CONSIGNE BRÈVE
Reproduisez intégralement, mot pour mot, le texte source ci-dessous sur l'approche d'Andrinople.

TEXTE SOURCE
########
En sortant d’Hafsa, un commencement de route nous étonne agréablement : deux fossés en indiquent la largeur. Il est donc vrai que la Porte songe à faire un chemin carrossable dans cette plaine ! Un peu plus loin, vingt Bulgares, requis par corvée, apportent des pierres pour un pont d’une arche. Bientôt nous apercevons Andrinople (en turc : Ederné, l’Adrianopolis des Grecs) ; déjà les arbres deviennent moins rares, les jardins commencent à border la route. La ville apparaît au loin sur une vaste colline ; c’est un monceau de verdure au-dessus duquel s’élèvent de longs minarets et des coupoles. Les maisons se cachent dans des jardins, au milieu des platanes et des cyprès ; aux abords seulement, quand déjà nous traversons les cimetières, les toits couverts de briques rouges nous apparaissent. C’est bien ainsi que je m’imaginais la première capitale des Osmanlis en Europe.
########
DONNÉES FOURNIES
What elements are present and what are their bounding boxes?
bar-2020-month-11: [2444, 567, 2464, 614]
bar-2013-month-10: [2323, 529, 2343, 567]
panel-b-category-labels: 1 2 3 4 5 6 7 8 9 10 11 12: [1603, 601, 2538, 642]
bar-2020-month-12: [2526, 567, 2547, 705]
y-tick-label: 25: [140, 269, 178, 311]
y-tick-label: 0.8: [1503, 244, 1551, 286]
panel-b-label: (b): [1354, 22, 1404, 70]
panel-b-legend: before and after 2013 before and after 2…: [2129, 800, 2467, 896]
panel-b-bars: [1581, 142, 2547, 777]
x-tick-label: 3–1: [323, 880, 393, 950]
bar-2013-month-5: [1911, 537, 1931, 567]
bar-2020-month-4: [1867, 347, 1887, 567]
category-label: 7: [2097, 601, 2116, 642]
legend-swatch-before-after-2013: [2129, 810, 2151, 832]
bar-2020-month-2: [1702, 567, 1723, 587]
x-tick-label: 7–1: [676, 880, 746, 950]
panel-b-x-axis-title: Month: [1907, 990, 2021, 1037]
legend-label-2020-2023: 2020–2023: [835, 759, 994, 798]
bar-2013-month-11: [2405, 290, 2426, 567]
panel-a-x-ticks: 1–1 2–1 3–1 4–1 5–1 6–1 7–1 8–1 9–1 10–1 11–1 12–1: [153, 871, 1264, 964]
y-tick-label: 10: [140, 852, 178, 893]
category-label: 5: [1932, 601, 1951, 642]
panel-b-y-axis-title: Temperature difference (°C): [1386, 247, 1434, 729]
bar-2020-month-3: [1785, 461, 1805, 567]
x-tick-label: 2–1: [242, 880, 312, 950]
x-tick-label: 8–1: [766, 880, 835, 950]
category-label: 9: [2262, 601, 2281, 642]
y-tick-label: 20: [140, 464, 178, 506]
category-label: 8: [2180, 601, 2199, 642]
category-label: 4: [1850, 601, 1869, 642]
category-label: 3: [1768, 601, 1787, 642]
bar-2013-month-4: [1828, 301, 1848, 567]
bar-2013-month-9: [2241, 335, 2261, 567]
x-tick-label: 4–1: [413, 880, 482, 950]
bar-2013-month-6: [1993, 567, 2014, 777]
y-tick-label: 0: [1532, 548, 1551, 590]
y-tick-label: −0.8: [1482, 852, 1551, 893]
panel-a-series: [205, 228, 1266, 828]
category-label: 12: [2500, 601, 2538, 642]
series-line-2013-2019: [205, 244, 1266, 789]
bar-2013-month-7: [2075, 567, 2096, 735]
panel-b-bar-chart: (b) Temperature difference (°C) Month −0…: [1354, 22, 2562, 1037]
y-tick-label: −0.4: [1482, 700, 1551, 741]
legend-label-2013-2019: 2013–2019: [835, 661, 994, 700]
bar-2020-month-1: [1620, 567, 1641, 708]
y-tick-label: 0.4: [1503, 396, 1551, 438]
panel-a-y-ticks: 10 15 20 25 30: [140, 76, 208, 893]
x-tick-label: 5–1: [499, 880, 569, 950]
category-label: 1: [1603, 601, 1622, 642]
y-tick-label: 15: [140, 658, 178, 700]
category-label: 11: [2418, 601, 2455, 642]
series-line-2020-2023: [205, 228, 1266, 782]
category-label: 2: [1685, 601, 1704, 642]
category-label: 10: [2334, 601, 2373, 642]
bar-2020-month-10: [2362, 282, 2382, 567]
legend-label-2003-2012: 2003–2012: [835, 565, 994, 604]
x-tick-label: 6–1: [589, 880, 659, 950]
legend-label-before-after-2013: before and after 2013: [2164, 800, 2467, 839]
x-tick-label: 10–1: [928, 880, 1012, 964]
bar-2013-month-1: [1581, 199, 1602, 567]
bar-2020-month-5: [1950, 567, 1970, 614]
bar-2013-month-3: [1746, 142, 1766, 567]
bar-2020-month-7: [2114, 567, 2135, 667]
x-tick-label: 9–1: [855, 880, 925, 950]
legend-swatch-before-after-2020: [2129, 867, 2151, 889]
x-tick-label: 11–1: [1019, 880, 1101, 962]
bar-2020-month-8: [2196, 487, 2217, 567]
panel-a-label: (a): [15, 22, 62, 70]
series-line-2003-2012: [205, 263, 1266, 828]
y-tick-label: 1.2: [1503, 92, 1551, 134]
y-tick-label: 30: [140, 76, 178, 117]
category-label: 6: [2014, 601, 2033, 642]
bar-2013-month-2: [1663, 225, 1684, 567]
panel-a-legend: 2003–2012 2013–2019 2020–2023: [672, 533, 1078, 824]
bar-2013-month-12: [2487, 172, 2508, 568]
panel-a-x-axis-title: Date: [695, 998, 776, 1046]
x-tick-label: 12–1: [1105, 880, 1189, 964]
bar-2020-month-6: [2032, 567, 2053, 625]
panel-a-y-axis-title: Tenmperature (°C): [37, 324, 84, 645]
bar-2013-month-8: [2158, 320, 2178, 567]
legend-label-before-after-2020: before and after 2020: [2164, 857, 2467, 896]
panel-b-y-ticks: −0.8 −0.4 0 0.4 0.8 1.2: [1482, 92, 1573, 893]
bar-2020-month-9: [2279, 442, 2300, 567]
########
RÉPONSE ATTENDUE
En sortant d’Hafsa, un commencement de route nous étonne agréablement : deux fossés en indiquent la largeur. Il est donc vrai que la Porte songe à faire un chemin carrossable dans cette plaine ! Un peu plus loin, vingt Bulgares, requis par corvée, apportent des pierres pour un pont d’une arche. Bientôt nous apercevons Andrinople (en turc : Ederné, l’Adrianopolis des Grecs) ; déjà les arbres deviennent moins rares, les jardins commencent à border la route. La ville apparaît au loin sur une vaste colline ; c’est un monceau de verdure au-dessus duquel s’élèvent de longs minarets et des coupoles. Les maisons se cachent dans des jardins, au milieu des platanes et des cyprès ; aux abords seulement, quand déjà nous traversons les cimetières, les toits couverts de briques rouges nous apparaissent. C’est bien ainsi que je m’imaginais la première capitale des Osmanlis en Europe.